== LISTING ==
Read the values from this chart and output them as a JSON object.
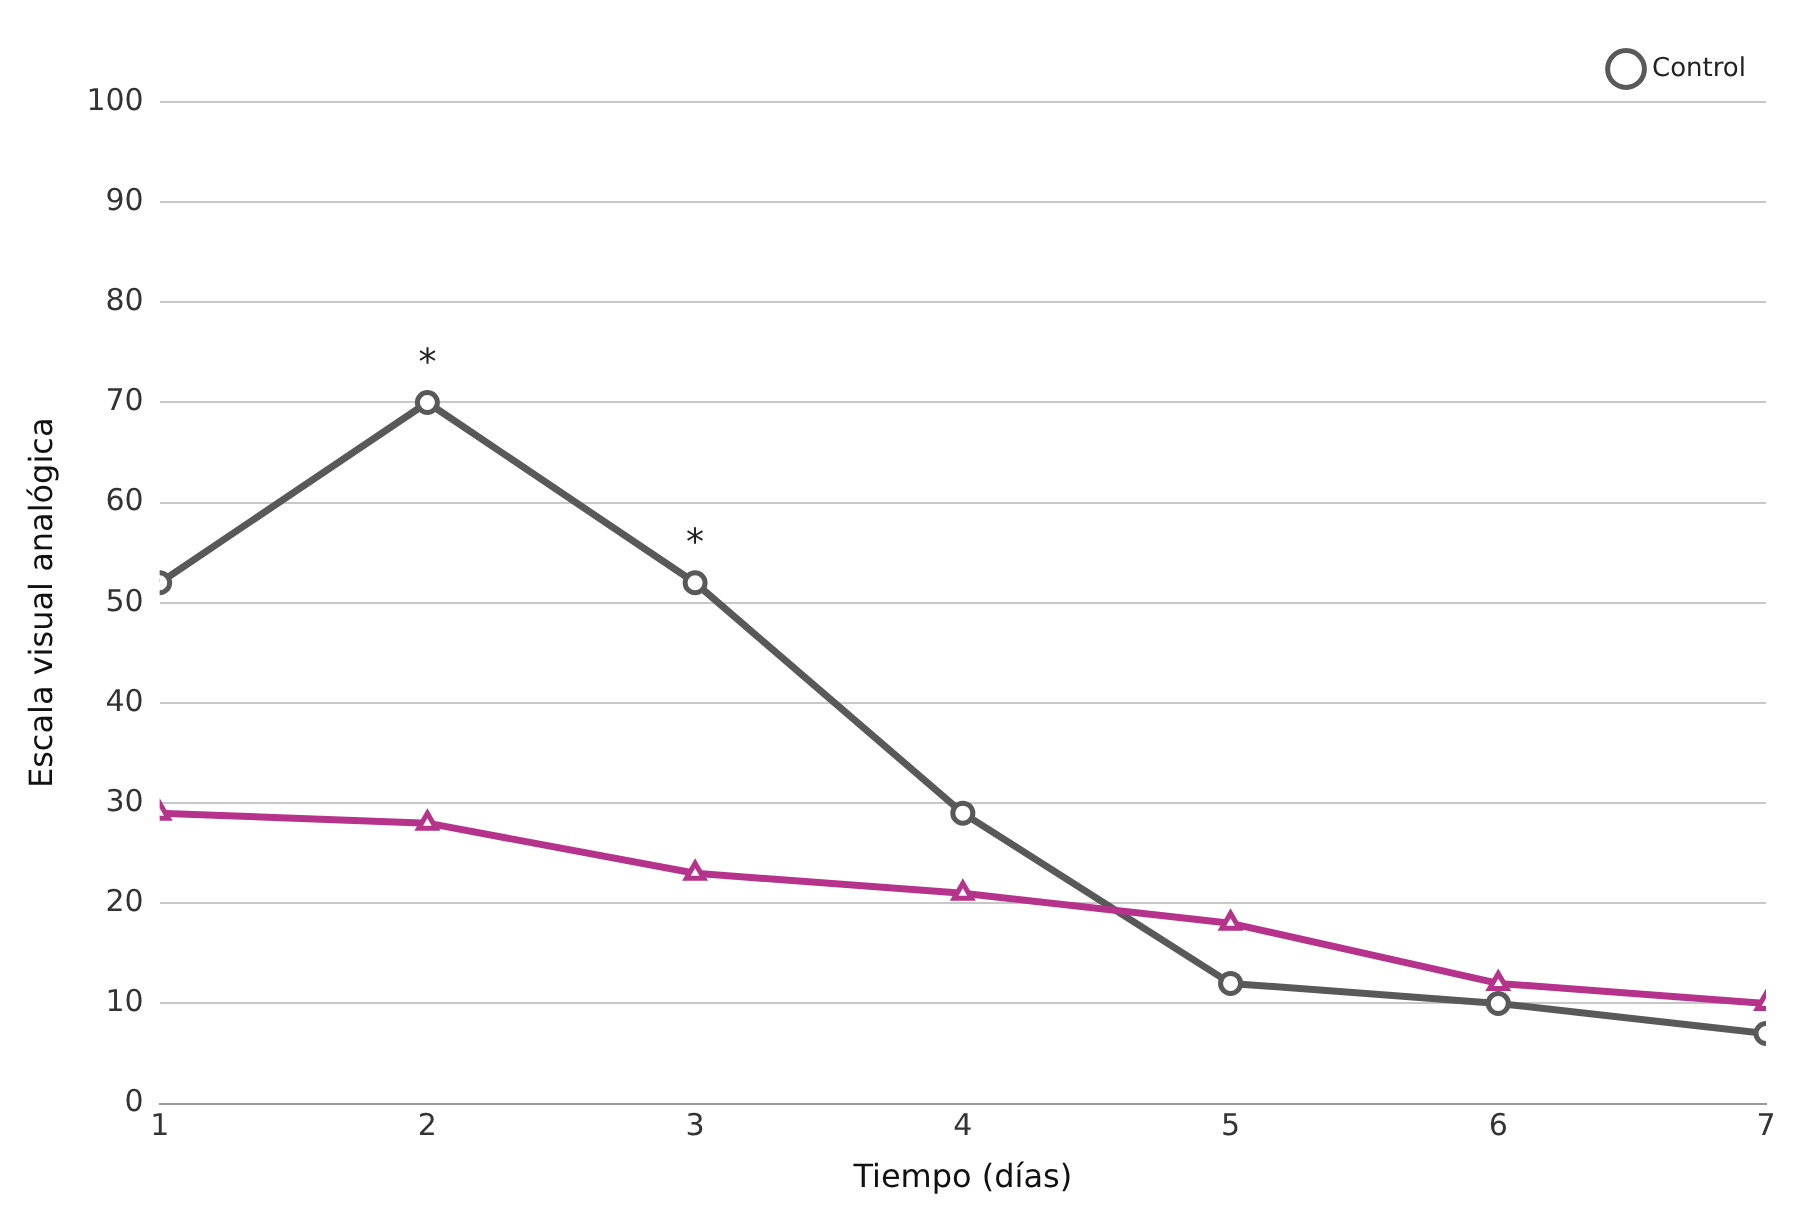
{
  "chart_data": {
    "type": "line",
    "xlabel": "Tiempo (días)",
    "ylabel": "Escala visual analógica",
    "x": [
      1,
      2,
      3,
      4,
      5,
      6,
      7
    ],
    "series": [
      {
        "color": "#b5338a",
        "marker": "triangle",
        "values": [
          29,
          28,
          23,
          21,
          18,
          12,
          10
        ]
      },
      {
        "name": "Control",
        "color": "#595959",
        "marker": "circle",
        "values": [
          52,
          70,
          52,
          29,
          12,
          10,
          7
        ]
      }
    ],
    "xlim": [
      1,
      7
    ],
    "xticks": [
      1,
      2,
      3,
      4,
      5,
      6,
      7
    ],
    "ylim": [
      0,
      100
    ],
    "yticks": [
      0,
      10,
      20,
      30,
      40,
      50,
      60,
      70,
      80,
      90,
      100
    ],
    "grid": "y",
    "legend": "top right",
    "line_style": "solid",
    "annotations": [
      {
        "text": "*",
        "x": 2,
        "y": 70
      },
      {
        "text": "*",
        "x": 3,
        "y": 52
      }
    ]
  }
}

== WHAT THE TASK ASKS ==
Print the entries above exactly, taking out only the pictures.

== TASK OUTPUT ==
Read the values from this chart and output them as a JSON object.
{
  "chart_data": {
    "type": "line",
    "xlabel": "Tiempo (días)",
    "ylabel": "Escala visual analógica",
    "x": [
      1,
      2,
      3,
      4,
      5,
      6,
      7
    ],
    "series": [
      {
        "color": "#b5338a",
        "marker": "triangle",
        "values": [
          29,
          28,
          23,
          21,
          18,
          12,
          10
        ]
      },
      {
        "name": "Control",
        "color": "#595959",
        "marker": "circle",
        "values": [
          52,
          70,
          52,
          29,
          12,
          10,
          7
        ]
      }
    ],
    "xlim": [
      1,
      7
    ],
    "xticks": [
      1,
      2,
      3,
      4,
      5,
      6,
      7
    ],
    "ylim": [
      0,
      100
    ],
    "yticks": [
      0,
      10,
      20,
      30,
      40,
      50,
      60,
      70,
      80,
      90,
      100
    ],
    "grid": "y",
    "legend": "top right",
    "line_style": "solid",
    "annotations": [
      {
        "text": "*",
        "x": 2,
        "y": 70
      },
      {
        "text": "*",
        "x": 3,
        "y": 52
      }
    ]
  }
}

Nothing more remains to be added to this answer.